Schreibe die folgende Auflistung bitte neu und setze dabei überall „toolbar-separator“ anstelle von „toolbar-divider“, ohne sonst etwas zu ändern. Die Bilder lässt du in der Antwort weg.

(Auszüge aus Datensatz):
↓↓↓

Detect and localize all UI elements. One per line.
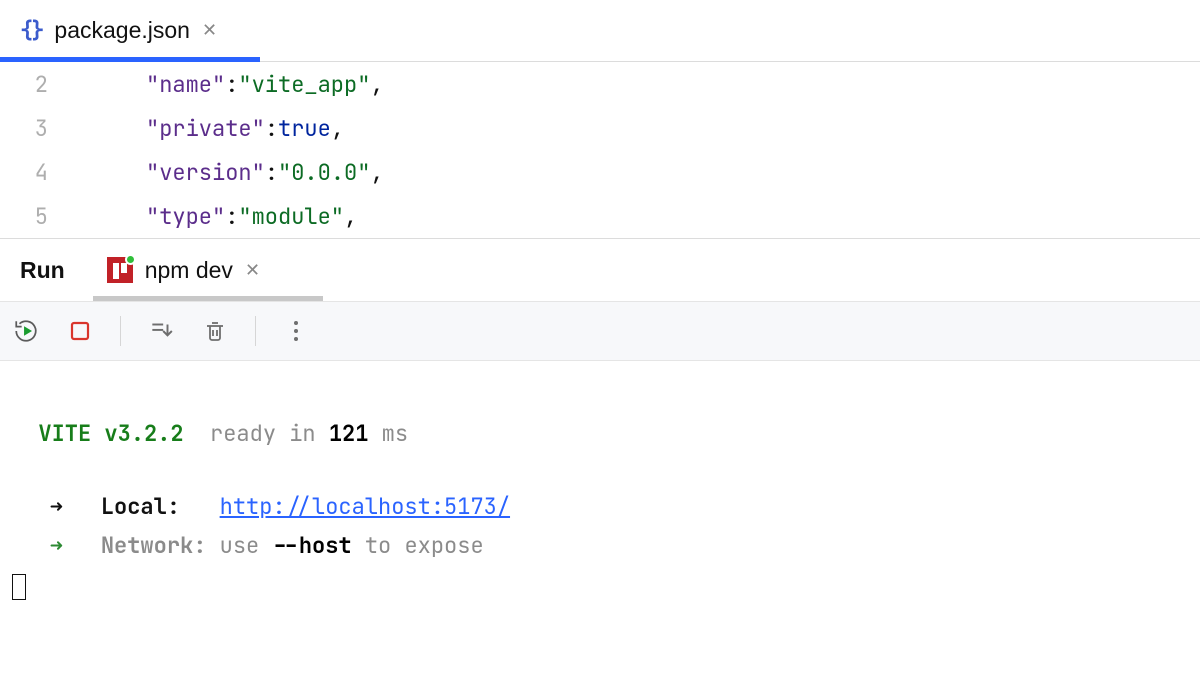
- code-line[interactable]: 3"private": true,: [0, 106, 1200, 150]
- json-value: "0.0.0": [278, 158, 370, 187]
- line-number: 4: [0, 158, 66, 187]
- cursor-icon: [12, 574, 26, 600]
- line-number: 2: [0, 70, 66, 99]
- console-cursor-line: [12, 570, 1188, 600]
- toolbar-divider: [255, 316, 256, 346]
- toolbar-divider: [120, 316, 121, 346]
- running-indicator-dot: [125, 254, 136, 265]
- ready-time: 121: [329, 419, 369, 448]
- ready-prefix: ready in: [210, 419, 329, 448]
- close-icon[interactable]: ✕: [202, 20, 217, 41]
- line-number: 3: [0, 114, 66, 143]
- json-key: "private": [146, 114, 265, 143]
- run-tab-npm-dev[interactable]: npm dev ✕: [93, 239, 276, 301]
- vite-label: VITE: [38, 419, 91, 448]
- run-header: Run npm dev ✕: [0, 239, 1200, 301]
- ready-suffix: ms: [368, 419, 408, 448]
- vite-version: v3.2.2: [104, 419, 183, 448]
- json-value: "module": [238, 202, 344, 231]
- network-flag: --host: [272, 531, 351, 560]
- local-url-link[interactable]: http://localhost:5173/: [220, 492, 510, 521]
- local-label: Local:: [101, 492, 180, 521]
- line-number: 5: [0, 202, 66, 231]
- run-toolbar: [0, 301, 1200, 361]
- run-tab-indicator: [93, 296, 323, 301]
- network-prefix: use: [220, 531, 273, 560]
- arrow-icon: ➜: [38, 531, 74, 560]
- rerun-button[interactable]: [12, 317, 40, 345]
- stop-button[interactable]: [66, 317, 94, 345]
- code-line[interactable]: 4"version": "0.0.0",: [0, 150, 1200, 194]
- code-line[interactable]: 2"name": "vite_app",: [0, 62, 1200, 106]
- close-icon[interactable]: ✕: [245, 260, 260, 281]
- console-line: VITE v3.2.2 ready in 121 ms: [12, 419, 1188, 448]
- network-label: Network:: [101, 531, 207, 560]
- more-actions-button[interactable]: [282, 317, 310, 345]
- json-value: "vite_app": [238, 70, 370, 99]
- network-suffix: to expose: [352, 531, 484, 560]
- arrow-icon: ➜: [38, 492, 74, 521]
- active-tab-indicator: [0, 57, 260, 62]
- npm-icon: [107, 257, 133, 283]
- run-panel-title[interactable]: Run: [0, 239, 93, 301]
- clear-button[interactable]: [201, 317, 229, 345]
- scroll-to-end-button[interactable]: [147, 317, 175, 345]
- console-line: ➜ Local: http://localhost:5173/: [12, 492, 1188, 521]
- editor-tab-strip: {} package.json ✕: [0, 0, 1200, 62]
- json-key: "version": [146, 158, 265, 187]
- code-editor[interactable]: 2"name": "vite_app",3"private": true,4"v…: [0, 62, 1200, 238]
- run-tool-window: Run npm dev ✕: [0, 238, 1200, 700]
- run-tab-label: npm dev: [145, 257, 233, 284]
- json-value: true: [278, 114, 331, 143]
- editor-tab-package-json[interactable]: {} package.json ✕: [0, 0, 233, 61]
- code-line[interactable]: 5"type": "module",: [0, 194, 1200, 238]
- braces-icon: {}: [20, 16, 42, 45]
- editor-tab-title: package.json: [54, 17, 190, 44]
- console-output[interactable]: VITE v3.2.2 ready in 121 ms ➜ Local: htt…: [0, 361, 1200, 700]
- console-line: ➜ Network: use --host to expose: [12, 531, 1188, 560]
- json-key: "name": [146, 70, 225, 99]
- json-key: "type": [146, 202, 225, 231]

↑↑↑

(Lösung der Aufgabe):
Detect and localize all UI elements. One per line.
- code-line[interactable]: 3"private": true,: [0, 106, 1200, 150]
- json-value: "0.0.0": [278, 158, 370, 187]
- line-number: 4: [0, 158, 66, 187]
- cursor-icon: [12, 574, 26, 600]
- line-number: 2: [0, 70, 66, 99]
- console-cursor-line: [12, 570, 1188, 600]
- toolbar-separator: [255, 316, 256, 346]
- toolbar-separator: [120, 316, 121, 346]
- running-indicator-dot: [125, 254, 136, 265]
- ready-time: 121: [329, 419, 369, 448]
- ready-prefix: ready in: [210, 419, 329, 448]
- close-icon[interactable]: ✕: [202, 20, 217, 41]
- line-number: 3: [0, 114, 66, 143]
- json-key: "private": [146, 114, 265, 143]
- run-tab-npm-dev[interactable]: npm dev ✕: [93, 239, 276, 301]
- vite-label: VITE: [38, 419, 91, 448]
- run-header: Run npm dev ✕: [0, 239, 1200, 301]
- ready-suffix: ms: [368, 419, 408, 448]
- vite-version: v3.2.2: [104, 419, 183, 448]
- json-value: "module": [238, 202, 344, 231]
- network-flag: --host: [272, 531, 351, 560]
- local-url-link[interactable]: http://localhost:5173/: [220, 492, 510, 521]
- local-label: Local:: [101, 492, 180, 521]
- line-number: 5: [0, 202, 66, 231]
- run-toolbar: [0, 301, 1200, 361]
- run-tab-indicator: [93, 296, 323, 301]
- network-prefix: use: [220, 531, 273, 560]
- arrow-icon: ➜: [38, 531, 74, 560]
- rerun-button[interactable]: [12, 317, 40, 345]
- stop-button[interactable]: [66, 317, 94, 345]
- code-line[interactable]: 4"version": "0.0.0",: [0, 150, 1200, 194]
- code-line[interactable]: 2"name": "vite_app",: [0, 62, 1200, 106]
- close-icon[interactable]: ✕: [245, 260, 260, 281]
- console-line: VITE v3.2.2 ready in 121 ms: [12, 419, 1188, 448]
- network-label: Network:: [101, 531, 207, 560]
- more-actions-button[interactable]: [282, 317, 310, 345]
- json-value: "vite_app": [238, 70, 370, 99]
- network-suffix: to expose: [352, 531, 484, 560]
- arrow-icon: ➜: [38, 492, 74, 521]
- active-tab-indicator: [0, 57, 260, 62]
- npm-icon: [107, 257, 133, 283]
- run-panel-title[interactable]: Run: [0, 239, 93, 301]
- clear-button[interactable]: [201, 317, 229, 345]
- scroll-to-end-button[interactable]: [147, 317, 175, 345]
- console-line: ➜ Local: http://localhost:5173/: [12, 492, 1188, 521]
- editor-tab-strip: {} package.json ✕: [0, 0, 1200, 62]
- json-key: "version": [146, 158, 265, 187]
- code-editor[interactable]: 2"name": "vite_app",3"private": true,4"v…: [0, 62, 1200, 238]
- run-tool-window: Run npm dev ✕: [0, 238, 1200, 700]
- run-tab-label: npm dev: [145, 257, 233, 284]
- json-value: true: [278, 114, 331, 143]
- editor-tab-package-json[interactable]: {} package.json ✕: [0, 0, 233, 61]
- code-line[interactable]: 5"type": "module",: [0, 194, 1200, 238]
- braces-icon: {}: [20, 16, 42, 45]
- editor-tab-title: package.json: [54, 17, 190, 44]
- console-output[interactable]: VITE v3.2.2 ready in 121 ms ➜ Local: htt…: [0, 361, 1200, 700]
- console-line: ➜ Network: use --host to expose: [12, 531, 1188, 560]
- json-key: "name": [146, 70, 225, 99]
- json-key: "type": [146, 202, 225, 231]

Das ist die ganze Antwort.